_What is being asked_
What is the number of lines containing the string "servizi"? Answer with the number only.
═════ Excerpted data
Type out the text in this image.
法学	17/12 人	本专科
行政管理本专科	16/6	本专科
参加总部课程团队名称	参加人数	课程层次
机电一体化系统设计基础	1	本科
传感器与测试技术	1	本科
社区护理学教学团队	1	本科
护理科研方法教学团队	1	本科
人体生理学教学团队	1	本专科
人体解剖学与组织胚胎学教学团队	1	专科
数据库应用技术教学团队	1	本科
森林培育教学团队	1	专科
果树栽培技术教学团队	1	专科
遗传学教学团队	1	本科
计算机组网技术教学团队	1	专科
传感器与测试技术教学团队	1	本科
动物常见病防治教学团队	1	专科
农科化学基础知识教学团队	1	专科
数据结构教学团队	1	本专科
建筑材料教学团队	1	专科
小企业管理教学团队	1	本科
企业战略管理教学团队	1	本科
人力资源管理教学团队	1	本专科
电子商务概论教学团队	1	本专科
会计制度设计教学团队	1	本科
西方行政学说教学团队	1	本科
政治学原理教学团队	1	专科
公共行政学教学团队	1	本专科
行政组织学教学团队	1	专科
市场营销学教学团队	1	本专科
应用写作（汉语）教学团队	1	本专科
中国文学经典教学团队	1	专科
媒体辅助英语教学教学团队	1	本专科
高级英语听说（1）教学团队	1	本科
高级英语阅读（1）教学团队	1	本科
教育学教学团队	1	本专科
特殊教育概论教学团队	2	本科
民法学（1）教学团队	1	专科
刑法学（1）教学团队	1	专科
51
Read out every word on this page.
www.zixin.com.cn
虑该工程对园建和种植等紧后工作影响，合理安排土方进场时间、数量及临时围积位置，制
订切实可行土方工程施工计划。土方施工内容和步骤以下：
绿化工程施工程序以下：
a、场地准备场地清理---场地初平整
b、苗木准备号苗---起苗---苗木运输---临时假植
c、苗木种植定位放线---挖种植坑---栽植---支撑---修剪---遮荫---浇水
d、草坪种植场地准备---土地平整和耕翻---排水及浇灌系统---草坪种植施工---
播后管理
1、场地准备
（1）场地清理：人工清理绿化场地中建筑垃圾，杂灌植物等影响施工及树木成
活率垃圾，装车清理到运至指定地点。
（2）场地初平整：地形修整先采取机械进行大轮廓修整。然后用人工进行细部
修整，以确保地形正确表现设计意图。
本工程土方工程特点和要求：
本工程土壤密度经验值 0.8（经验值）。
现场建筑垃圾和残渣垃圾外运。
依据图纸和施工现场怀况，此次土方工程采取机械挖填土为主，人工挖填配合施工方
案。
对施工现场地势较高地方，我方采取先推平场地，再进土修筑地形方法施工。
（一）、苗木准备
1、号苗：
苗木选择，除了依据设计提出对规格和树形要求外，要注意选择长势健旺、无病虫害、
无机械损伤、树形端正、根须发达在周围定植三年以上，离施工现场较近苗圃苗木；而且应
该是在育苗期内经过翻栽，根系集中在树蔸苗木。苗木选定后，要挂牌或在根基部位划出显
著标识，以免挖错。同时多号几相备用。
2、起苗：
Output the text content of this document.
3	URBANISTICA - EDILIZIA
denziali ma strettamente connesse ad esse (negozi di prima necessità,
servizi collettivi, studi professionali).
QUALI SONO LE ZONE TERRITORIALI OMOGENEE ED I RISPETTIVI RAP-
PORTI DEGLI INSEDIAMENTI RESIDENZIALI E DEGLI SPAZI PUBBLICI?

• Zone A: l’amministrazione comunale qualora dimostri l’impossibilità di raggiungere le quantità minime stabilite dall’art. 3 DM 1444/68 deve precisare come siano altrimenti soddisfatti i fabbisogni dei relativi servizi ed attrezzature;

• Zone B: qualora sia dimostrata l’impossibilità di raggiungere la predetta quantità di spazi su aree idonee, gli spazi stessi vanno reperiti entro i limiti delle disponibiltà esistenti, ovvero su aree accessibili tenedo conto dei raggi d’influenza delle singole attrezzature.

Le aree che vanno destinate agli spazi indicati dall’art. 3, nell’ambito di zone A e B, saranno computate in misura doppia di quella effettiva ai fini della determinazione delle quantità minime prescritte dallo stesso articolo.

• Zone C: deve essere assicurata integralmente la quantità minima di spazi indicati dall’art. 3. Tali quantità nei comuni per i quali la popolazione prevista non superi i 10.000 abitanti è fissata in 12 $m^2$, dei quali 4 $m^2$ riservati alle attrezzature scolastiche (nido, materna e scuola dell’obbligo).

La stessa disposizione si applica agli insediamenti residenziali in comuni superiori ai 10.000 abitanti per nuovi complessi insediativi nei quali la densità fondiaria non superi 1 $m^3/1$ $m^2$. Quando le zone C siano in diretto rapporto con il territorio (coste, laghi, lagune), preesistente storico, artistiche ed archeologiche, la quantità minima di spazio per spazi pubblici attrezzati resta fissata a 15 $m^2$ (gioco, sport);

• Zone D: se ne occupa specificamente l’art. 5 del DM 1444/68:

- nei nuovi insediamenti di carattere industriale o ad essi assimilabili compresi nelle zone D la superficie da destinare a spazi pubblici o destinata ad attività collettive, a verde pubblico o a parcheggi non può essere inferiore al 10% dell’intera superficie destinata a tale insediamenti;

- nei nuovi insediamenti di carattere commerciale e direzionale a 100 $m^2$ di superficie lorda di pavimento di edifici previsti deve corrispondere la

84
══════════
_Response_
2